+++ DATA FOR PROCESSING +++

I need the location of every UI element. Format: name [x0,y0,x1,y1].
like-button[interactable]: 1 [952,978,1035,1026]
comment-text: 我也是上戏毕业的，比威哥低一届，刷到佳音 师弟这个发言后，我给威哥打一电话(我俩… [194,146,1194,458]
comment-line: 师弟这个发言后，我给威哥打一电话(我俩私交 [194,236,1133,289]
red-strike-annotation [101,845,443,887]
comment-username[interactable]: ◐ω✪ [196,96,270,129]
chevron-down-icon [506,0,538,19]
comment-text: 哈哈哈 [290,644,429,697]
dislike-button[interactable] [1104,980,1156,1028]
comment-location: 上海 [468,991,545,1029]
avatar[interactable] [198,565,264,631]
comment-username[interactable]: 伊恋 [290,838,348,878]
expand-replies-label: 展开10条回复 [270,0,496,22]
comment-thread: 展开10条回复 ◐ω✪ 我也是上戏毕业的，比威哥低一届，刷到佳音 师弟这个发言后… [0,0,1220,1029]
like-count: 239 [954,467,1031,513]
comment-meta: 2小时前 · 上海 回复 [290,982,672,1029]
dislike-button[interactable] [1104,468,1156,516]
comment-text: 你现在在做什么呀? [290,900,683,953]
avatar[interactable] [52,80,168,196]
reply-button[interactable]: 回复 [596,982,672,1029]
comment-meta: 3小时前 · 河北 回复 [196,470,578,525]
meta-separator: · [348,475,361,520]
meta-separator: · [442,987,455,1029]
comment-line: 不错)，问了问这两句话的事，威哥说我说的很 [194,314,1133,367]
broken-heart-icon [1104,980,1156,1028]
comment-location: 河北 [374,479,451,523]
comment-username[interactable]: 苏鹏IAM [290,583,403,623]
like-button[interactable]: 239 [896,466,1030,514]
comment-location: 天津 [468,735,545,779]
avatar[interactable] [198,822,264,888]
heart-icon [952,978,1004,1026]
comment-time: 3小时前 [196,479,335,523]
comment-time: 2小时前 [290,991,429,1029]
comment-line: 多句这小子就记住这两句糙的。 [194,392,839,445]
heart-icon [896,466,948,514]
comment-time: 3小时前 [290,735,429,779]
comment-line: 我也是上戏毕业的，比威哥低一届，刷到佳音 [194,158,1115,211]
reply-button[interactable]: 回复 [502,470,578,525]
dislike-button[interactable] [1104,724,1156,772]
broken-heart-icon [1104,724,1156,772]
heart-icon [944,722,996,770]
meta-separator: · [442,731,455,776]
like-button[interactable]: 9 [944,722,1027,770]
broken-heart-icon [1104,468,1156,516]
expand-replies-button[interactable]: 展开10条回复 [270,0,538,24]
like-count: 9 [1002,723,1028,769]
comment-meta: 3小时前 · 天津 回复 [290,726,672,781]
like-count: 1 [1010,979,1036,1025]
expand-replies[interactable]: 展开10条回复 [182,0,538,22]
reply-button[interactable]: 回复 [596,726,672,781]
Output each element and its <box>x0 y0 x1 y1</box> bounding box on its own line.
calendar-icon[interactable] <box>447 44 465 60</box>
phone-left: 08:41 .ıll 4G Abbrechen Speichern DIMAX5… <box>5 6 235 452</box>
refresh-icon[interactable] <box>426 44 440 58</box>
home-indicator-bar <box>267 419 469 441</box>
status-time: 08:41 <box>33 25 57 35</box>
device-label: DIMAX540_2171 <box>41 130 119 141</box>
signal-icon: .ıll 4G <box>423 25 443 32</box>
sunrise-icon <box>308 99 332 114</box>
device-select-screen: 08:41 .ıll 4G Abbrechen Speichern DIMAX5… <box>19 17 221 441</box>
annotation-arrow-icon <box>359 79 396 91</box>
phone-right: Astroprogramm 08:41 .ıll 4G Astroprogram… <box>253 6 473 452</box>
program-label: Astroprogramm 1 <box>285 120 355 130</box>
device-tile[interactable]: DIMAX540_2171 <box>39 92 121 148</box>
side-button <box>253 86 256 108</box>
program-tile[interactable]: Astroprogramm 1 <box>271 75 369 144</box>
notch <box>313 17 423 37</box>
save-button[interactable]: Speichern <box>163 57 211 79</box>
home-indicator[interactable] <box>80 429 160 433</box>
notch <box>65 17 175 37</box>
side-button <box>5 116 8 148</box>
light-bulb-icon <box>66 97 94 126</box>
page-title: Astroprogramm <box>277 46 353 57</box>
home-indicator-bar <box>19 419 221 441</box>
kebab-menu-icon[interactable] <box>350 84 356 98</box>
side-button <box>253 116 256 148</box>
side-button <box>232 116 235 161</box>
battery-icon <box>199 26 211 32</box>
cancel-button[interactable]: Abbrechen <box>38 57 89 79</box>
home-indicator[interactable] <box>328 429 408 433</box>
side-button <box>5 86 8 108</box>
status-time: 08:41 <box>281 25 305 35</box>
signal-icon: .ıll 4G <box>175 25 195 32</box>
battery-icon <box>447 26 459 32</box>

+++

EXERCISE OBJECTIVE:
Rewrite all of the data above, changing each "side-button" to "edge-button" and keeping everything else the same.

ANSWER IN FULL:
I need the location of every UI element. Format: name [x0,y0,x1,y1].
like-button[interactable]: 1 [952,978,1035,1026]
comment-text: 我也是上戏毕业的，比威哥低一届，刷到佳音 师弟这个发言后，我给威哥打一电话(我俩… [194,146,1194,458]
comment-line: 师弟这个发言后，我给威哥打一电话(我俩私交 [194,236,1133,289]
red-strike-annotation [101,845,443,887]
comment-username[interactable]: ◐ω✪ [196,96,270,129]
chevron-down-icon [506,0,538,19]
comment-text: 哈哈哈 [290,644,429,697]
dislike-button[interactable] [1104,980,1156,1028]
comment-location: 上海 [468,991,545,1029]
avatar[interactable] [198,565,264,631]
comment-username[interactable]: 伊恋 [290,838,348,878]
expand-replies-label: 展开10条回复 [270,0,496,22]
comment-thread: 展开10条回复 ◐ω✪ 我也是上戏毕业的，比威哥低一届，刷到佳音 师弟这个发言后… [0,0,1220,1029]
like-count: 239 [954,467,1031,513]
comment-meta: 2小时前 · 上海 回复 [290,982,672,1029]
dislike-button[interactable] [1104,468,1156,516]
comment-text: 你现在在做什么呀? [290,900,683,953]
avatar[interactable] [52,80,168,196]
reply-button[interactable]: 回复 [596,982,672,1029]
comment-meta: 3小时前 · 河北 回复 [196,470,578,525]
meta-separator: · [348,475,361,520]
meta-separator: · [442,987,455,1029]
comment-line: 不错)，问了问这两句话的事，威哥说我说的很 [194,314,1133,367]
broken-heart-icon [1104,980,1156,1028]
comment-location: 河北 [374,479,451,523]
comment-username[interactable]: 苏鹏IAM [290,583,403,623]
like-button[interactable]: 239 [896,466,1030,514]
comment-location: 天津 [468,735,545,779]
avatar[interactable] [198,822,264,888]
heart-icon [952,978,1004,1026]
comment-time: 3小时前 [196,479,335,523]
comment-time: 2小时前 [290,991,429,1029]
comment-line: 多句这小子就记住这两句糙的。 [194,392,839,445]
heart-icon [896,466,948,514]
comment-time: 3小时前 [290,735,429,779]
comment-line: 我也是上戏毕业的，比威哥低一届，刷到佳音 [194,158,1115,211]
reply-button[interactable]: 回复 [502,470,578,525]
dislike-button[interactable] [1104,724,1156,772]
broken-heart-icon [1104,724,1156,772]
heart-icon [944,722,996,770]
meta-separator: · [442,731,455,776]
like-button[interactable]: 9 [944,722,1027,770]
broken-heart-icon [1104,468,1156,516]
expand-replies-button[interactable]: 展开10条回复 [270,0,538,24]
like-count: 9 [1002,723,1028,769]
comment-meta: 3小时前 · 天津 回复 [290,726,672,781]
like-count: 1 [1010,979,1036,1025]
expand-replies[interactable]: 展开10条回复 [182,0,538,22]
reply-button[interactable]: 回复 [596,726,672,781]
Output each element and its <box>x0 y0 x1 y1</box> bounding box on its own line.
calendar-icon[interactable] <box>447 44 465 60</box>
phone-left: 08:41 .ıll 4G Abbrechen Speichern DIMAX5… <box>5 6 235 452</box>
refresh-icon[interactable] <box>426 44 440 58</box>
home-indicator-bar <box>267 419 469 441</box>
status-time: 08:41 <box>33 25 57 35</box>
device-label: DIMAX540_2171 <box>41 130 119 141</box>
signal-icon: .ıll 4G <box>423 25 443 32</box>
sunrise-icon <box>308 99 332 114</box>
device-select-screen: 08:41 .ıll 4G Abbrechen Speichern DIMAX5… <box>19 17 221 441</box>
annotation-arrow-icon <box>359 79 396 91</box>
phone-right: Astroprogramm 08:41 .ıll 4G Astroprogram… <box>253 6 473 452</box>
program-label: Astroprogramm 1 <box>285 120 355 130</box>
device-tile[interactable]: DIMAX540_2171 <box>39 92 121 148</box>
edge-button <box>253 86 256 108</box>
program-tile[interactable]: Astroprogramm 1 <box>271 75 369 144</box>
notch <box>313 17 423 37</box>
save-button[interactable]: Speichern <box>163 57 211 79</box>
home-indicator[interactable] <box>80 429 160 433</box>
notch <box>65 17 175 37</box>
edge-button <box>5 116 8 148</box>
light-bulb-icon <box>66 97 94 126</box>
page-title: Astroprogramm <box>277 46 353 57</box>
home-indicator-bar <box>19 419 221 441</box>
kebab-menu-icon[interactable] <box>350 84 356 98</box>
edge-button <box>253 116 256 148</box>
edge-button <box>232 116 235 161</box>
battery-icon <box>199 26 211 32</box>
cancel-button[interactable]: Abbrechen <box>38 57 89 79</box>
home-indicator[interactable] <box>328 429 408 433</box>
edge-button <box>5 86 8 108</box>
status-time: 08:41 <box>281 25 305 35</box>
signal-icon: .ıll 4G <box>175 25 195 32</box>
battery-icon <box>447 26 459 32</box>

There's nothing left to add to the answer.